→ **Extracted entries**
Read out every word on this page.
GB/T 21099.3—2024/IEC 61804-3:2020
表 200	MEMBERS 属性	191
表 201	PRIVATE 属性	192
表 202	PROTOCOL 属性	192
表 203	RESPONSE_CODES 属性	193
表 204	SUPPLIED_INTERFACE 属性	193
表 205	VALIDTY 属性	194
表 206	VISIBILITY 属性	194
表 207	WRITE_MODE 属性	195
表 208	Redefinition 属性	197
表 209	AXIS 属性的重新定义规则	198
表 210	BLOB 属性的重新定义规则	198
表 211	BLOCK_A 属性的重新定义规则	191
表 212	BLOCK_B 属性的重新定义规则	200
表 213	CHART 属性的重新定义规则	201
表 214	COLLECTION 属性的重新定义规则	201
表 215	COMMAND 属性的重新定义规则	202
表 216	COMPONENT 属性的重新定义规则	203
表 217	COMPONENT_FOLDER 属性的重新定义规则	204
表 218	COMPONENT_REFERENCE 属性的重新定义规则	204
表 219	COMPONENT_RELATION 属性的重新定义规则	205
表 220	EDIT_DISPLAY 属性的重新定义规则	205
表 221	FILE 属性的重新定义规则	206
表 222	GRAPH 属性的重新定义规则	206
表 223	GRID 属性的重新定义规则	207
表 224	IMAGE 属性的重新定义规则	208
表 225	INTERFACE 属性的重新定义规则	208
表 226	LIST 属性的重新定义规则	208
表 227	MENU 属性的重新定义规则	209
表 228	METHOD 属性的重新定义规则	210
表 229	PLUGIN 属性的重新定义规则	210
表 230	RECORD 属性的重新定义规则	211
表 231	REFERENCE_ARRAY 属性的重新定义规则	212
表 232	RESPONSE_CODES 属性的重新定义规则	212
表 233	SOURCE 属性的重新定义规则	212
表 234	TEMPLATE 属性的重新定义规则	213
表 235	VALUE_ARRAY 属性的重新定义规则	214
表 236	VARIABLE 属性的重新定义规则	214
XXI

→ **Exercise**
Repeat all of the records above exactly as written.

→ **Written response**
Read out every word on this page.
GB/T 21099.3—2024/IEC 61804-3:2020
表 200	MEMBERS 属性	191
表 201	PRIVATE 属性	192
表 202	PROTOCOL 属性	192
表 203	RESPONSE_CODES 属性	193
表 204	SUPPLIED_INTERFACE 属性	193
表 205	VALIDTY 属性	194
表 206	VISIBILITY 属性	194
表 207	WRITE_MODE 属性	195
表 208	Redefinition 属性	197
表 209	AXIS 属性的重新定义规则	198
表 210	BLOB 属性的重新定义规则	198
表 211	BLOCK_A 属性的重新定义规则	191
表 212	BLOCK_B 属性的重新定义规则	200
表 213	CHART 属性的重新定义规则	201
表 214	COLLECTION 属性的重新定义规则	201
表 215	COMMAND 属性的重新定义规则	202
表 216	COMPONENT 属性的重新定义规则	203
表 217	COMPONENT_FOLDER 属性的重新定义规则	204
表 218	COMPONENT_REFERENCE 属性的重新定义规则	204
表 219	COMPONENT_RELATION 属性的重新定义规则	205
表 220	EDIT_DISPLAY 属性的重新定义规则	205
表 221	FILE 属性的重新定义规则	206
表 222	GRAPH 属性的重新定义规则	206
表 223	GRID 属性的重新定义规则	207
表 224	IMAGE 属性的重新定义规则	208
表 225	INTERFACE 属性的重新定义规则	208
表 226	LIST 属性的重新定义规则	208
表 227	MENU 属性的重新定义规则	209
表 228	METHOD 属性的重新定义规则	210
表 229	PLUGIN 属性的重新定义规则	210
表 230	RECORD 属性的重新定义规则	211
表 231	REFERENCE_ARRAY 属性的重新定义规则	212
表 232	RESPONSE_CODES 属性的重新定义规则	212
表 233	SOURCE 属性的重新定义规则	212
表 234	TEMPLATE 属性的重新定义规则	213
表 235	VALUE_ARRAY 属性的重新定义规则	214
表 236	VARIABLE 属性的重新定义规则	214
XXI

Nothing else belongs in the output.